[start Records supplied]

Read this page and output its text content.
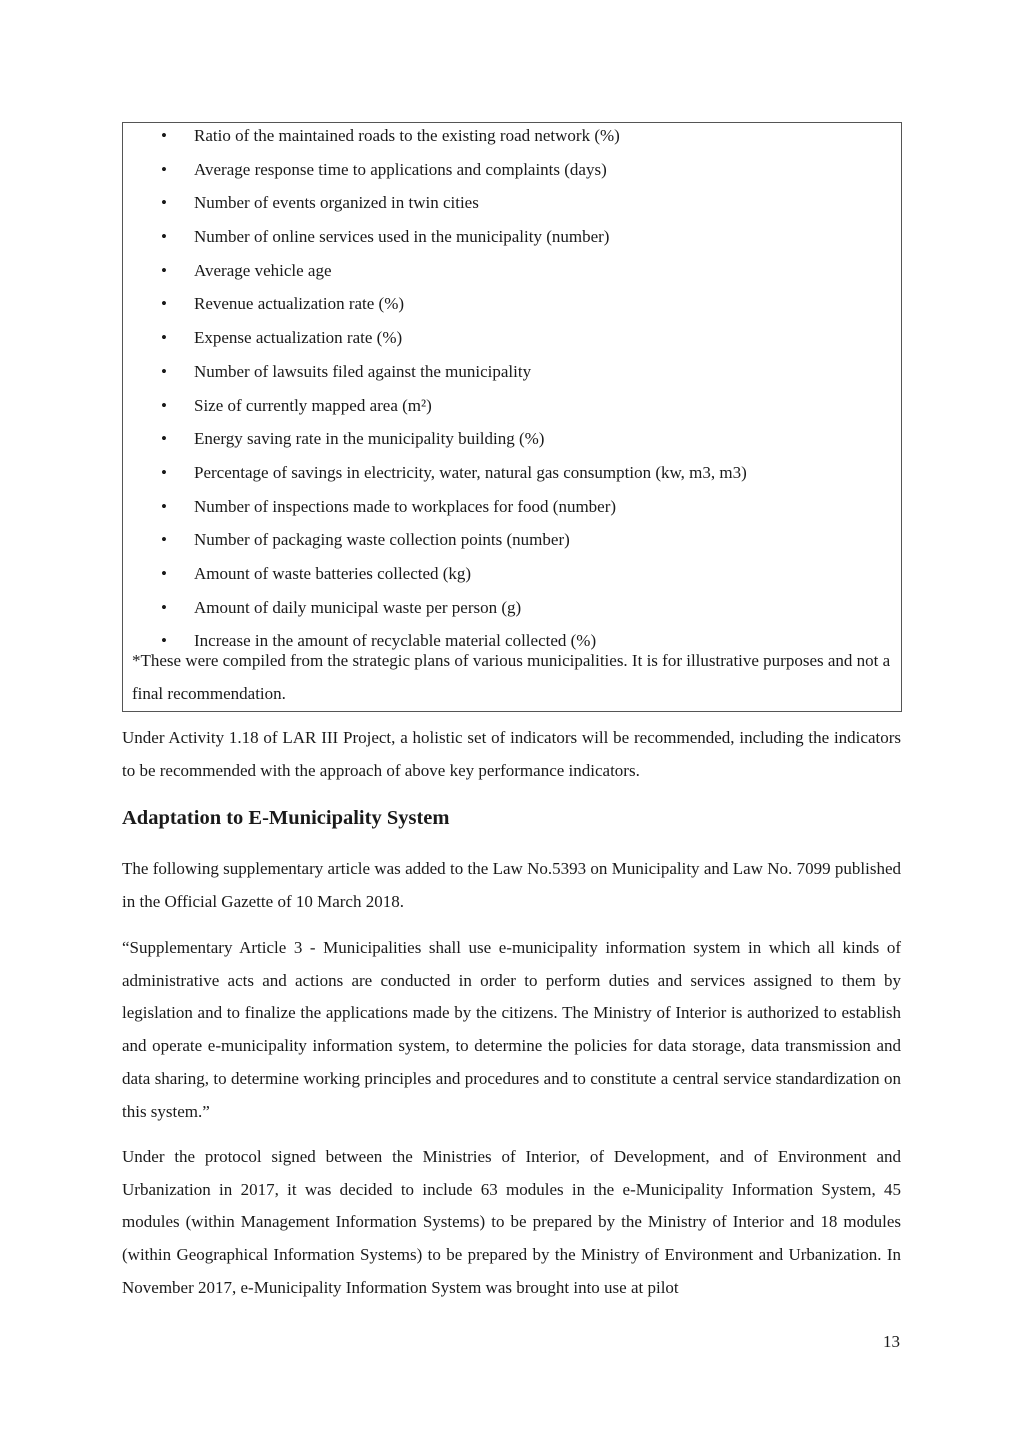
• Ratio of the maintained roads to the existing road network (%)
• Average response time to applications and complaints (days)
• Number of events organized in twin cities
• Number of online services used in the municipality (number)
• Average vehicle age
• Revenue actualization rate (%)
• Expense actualization rate (%)
• Number of lawsuits filed against the municipality
• Size of currently mapped area (m²)
• Energy saving rate in the municipality building (%)
• Percentage of savings in electricity, water, natural gas consumption (kw, m3, m3)
• Number of inspections made to workplaces for food (number)
• Number of packaging waste collection points (number)
• Amount of waste batteries collected (kg)
• Amount of daily municipal waste per person (g)
• Increase in the amount of recyclable material collected (%)
*These were compiled from the strategic plans of various municipalities. It is for illustrative purposes and not a final recommendation.

Under Activity 1.18 of LAR III Project, a holistic set of indicators will be recommended, including the indicators to be recommended with the approach of above key performance indicators.

Adaptation to E-Municipality System

The following supplementary article was added to the Law No.5393 on Municipality and Law No. 7099 published in the Official Gazette of 10 March 2018.

“Supplementary Article 3 - Municipalities shall use e-municipality information system in which all kinds of administrative acts and actions are conducted in order to perform duties and services assigned to them by legislation and to finalize the applications made by the citizens. The Ministry of Interior is authorized to establish and operate e-municipality information system, to determine the policies for data storage, data transmission and data sharing, to determine working principles and procedures and to constitute a central service standardization on this system.”

Under the protocol signed between the Ministries of Interior, of Development, and of Environment and Urbanization in 2017, it was decided to include 63 modules in the e-Municipality Information System, 45 modules (within Management Information Systems) to be prepared by the Ministry of Interior and 18 modules (within Geographical Information Systems) to be prepared by the Ministry of Environment and Urbanization. In November 2017, e-Municipality Information System was brought into use at pilot

13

[end Records supplied]

• _Job_: Determine the number of lines where the string "Average" occurs, and give that number only.

• _Response to this exercise_: 2